## [Dataset extract]
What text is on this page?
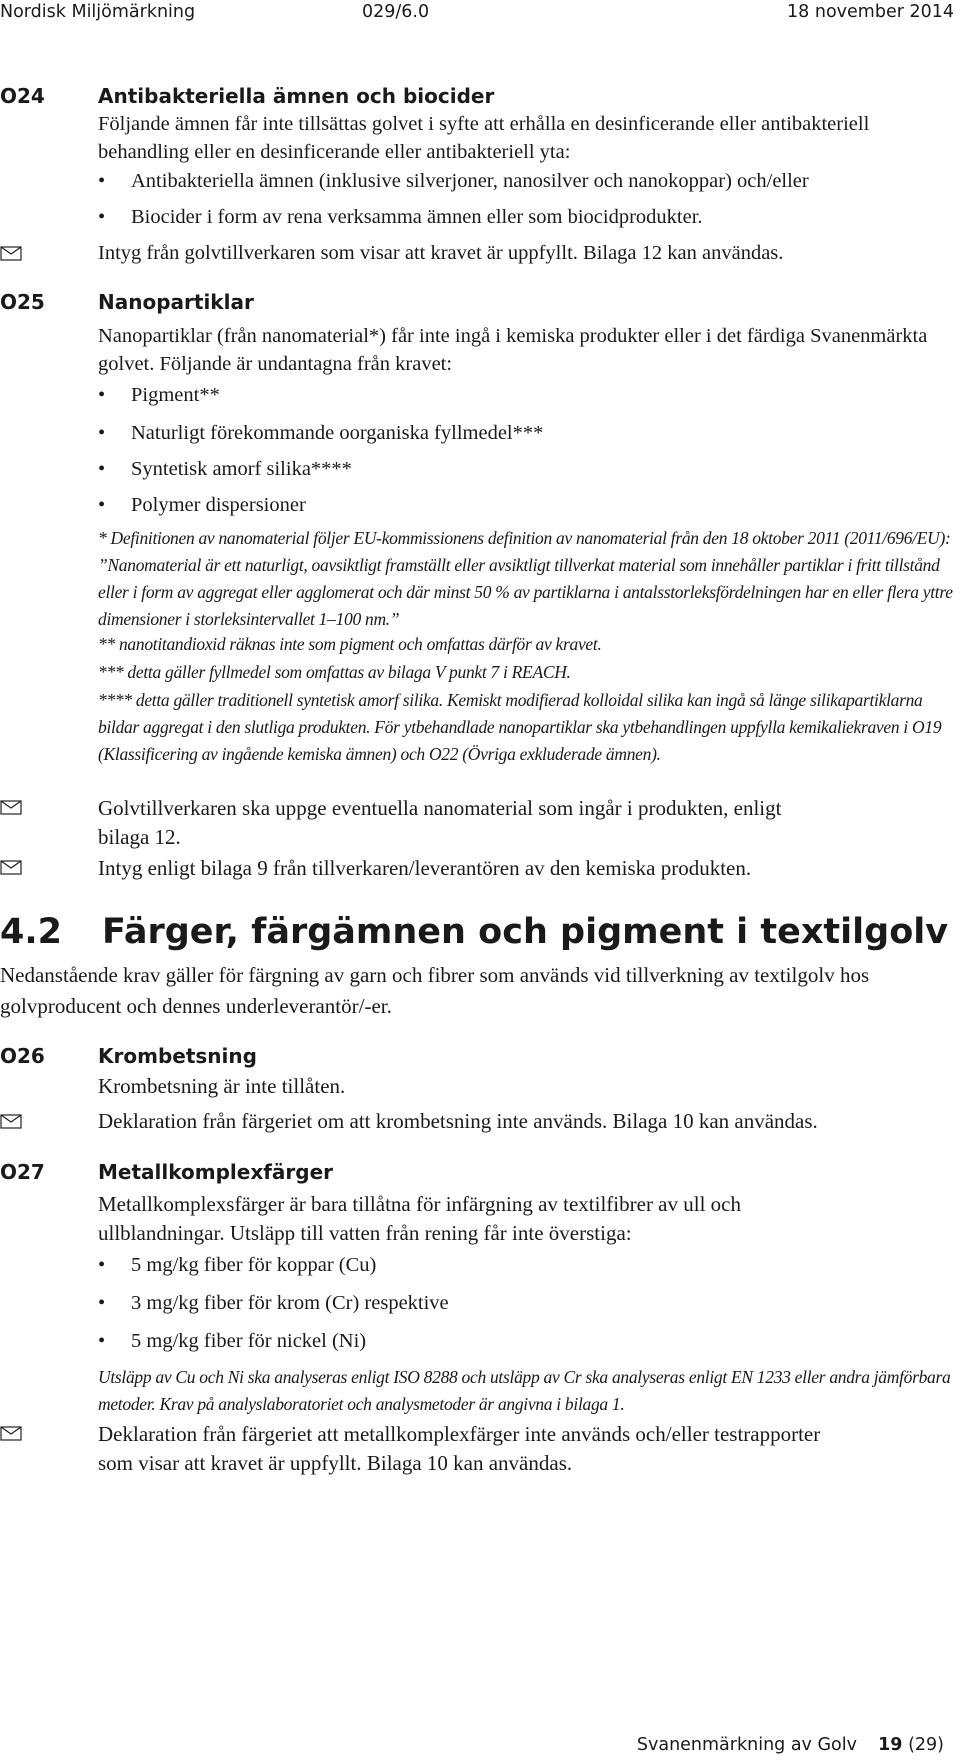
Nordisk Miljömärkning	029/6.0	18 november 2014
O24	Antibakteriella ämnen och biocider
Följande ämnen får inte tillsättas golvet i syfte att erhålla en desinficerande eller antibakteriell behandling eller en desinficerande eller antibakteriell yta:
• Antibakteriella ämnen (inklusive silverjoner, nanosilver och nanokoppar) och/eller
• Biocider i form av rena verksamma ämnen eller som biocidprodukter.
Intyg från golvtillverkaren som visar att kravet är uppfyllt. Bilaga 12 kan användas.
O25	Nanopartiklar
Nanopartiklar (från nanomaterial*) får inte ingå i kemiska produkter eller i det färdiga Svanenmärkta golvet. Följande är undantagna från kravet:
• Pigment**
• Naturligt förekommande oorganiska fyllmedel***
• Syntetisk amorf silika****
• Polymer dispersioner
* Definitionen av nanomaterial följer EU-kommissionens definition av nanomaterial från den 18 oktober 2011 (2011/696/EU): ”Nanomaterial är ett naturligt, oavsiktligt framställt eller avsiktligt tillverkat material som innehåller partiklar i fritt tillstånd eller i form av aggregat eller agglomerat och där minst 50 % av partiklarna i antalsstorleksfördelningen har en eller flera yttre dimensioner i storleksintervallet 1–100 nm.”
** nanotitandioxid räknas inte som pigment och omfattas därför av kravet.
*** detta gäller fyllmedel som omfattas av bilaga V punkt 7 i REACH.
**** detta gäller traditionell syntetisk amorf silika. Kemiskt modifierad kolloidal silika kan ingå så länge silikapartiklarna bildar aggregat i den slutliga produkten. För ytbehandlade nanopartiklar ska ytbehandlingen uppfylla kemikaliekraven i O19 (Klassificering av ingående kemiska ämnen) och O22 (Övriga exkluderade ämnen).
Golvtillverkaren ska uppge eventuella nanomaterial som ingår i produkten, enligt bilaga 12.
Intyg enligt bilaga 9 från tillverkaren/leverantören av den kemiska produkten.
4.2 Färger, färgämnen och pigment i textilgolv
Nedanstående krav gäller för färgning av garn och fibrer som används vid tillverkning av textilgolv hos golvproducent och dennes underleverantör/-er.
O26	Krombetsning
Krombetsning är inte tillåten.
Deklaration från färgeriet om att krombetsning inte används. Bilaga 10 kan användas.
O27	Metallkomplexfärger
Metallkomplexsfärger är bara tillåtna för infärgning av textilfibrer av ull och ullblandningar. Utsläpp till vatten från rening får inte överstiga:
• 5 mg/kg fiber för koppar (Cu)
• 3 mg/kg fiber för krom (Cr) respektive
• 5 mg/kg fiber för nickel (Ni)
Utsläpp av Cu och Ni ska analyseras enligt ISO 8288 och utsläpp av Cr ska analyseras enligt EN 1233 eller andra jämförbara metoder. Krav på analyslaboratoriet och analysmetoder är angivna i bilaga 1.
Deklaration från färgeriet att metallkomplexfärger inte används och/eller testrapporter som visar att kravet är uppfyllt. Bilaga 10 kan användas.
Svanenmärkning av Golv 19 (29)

## [Problem]
Keep the pictures out of your copy, and repeat every entry above exactly.

## [Answer below]
What text is on this page?
Nordisk Miljömärkning	029/6.0	18 november 2014
O24	Antibakteriella ämnen och biocider
Följande ämnen får inte tillsättas golvet i syfte att erhålla en desinficerande eller antibakteriell behandling eller en desinficerande eller antibakteriell yta:
• Antibakteriella ämnen (inklusive silverjoner, nanosilver och nanokoppar) och/eller
• Biocider i form av rena verksamma ämnen eller som biocidprodukter.
Intyg från golvtillverkaren som visar att kravet är uppfyllt. Bilaga 12 kan användas.
O25	Nanopartiklar
Nanopartiklar (från nanomaterial*) får inte ingå i kemiska produkter eller i det färdiga Svanenmärkta golvet. Följande är undantagna från kravet:
• Pigment**
• Naturligt förekommande oorganiska fyllmedel***
• Syntetisk amorf silika****
• Polymer dispersioner
* Definitionen av nanomaterial följer EU-kommissionens definition av nanomaterial från den 18 oktober 2011 (2011/696/EU): ”Nanomaterial är ett naturligt, oavsiktligt framställt eller avsiktligt tillverkat material som innehåller partiklar i fritt tillstånd eller i form av aggregat eller agglomerat och där minst 50 % av partiklarna i antalsstorleksfördelningen har en eller flera yttre dimensioner i storleksintervallet 1–100 nm.”
** nanotitandioxid räknas inte som pigment och omfattas därför av kravet.
*** detta gäller fyllmedel som omfattas av bilaga V punkt 7 i REACH.
**** detta gäller traditionell syntetisk amorf silika. Kemiskt modifierad kolloidal silika kan ingå så länge silikapartiklarna bildar aggregat i den slutliga produkten. För ytbehandlade nanopartiklar ska ytbehandlingen uppfylla kemikaliekraven i O19 (Klassificering av ingående kemiska ämnen) och O22 (Övriga exkluderade ämnen).
Golvtillverkaren ska uppge eventuella nanomaterial som ingår i produkten, enligt bilaga 12.
Intyg enligt bilaga 9 från tillverkaren/leverantören av den kemiska produkten.
4.2 Färger, färgämnen och pigment i textilgolv
Nedanstående krav gäller för färgning av garn och fibrer som används vid tillverkning av textilgolv hos golvproducent och dennes underleverantör/-er.
O26	Krombetsning
Krombetsning är inte tillåten.
Deklaration från färgeriet om att krombetsning inte används. Bilaga 10 kan användas.
O27	Metallkomplexfärger
Metallkomplexsfärger är bara tillåtna för infärgning av textilfibrer av ull och ullblandningar. Utsläpp till vatten från rening får inte överstiga:
• 5 mg/kg fiber för koppar (Cu)
• 3 mg/kg fiber för krom (Cr) respektive
• 5 mg/kg fiber för nickel (Ni)
Utsläpp av Cu och Ni ska analyseras enligt ISO 8288 och utsläpp av Cr ska analyseras enligt EN 1233 eller andra jämförbara metoder. Krav på analyslaboratoriet och analysmetoder är angivna i bilaga 1.
Deklaration från färgeriet att metallkomplexfärger inte används och/eller testrapporter som visar att kravet är uppfyllt. Bilaga 10 kan användas.
Svanenmärkning av Golv 19 (29)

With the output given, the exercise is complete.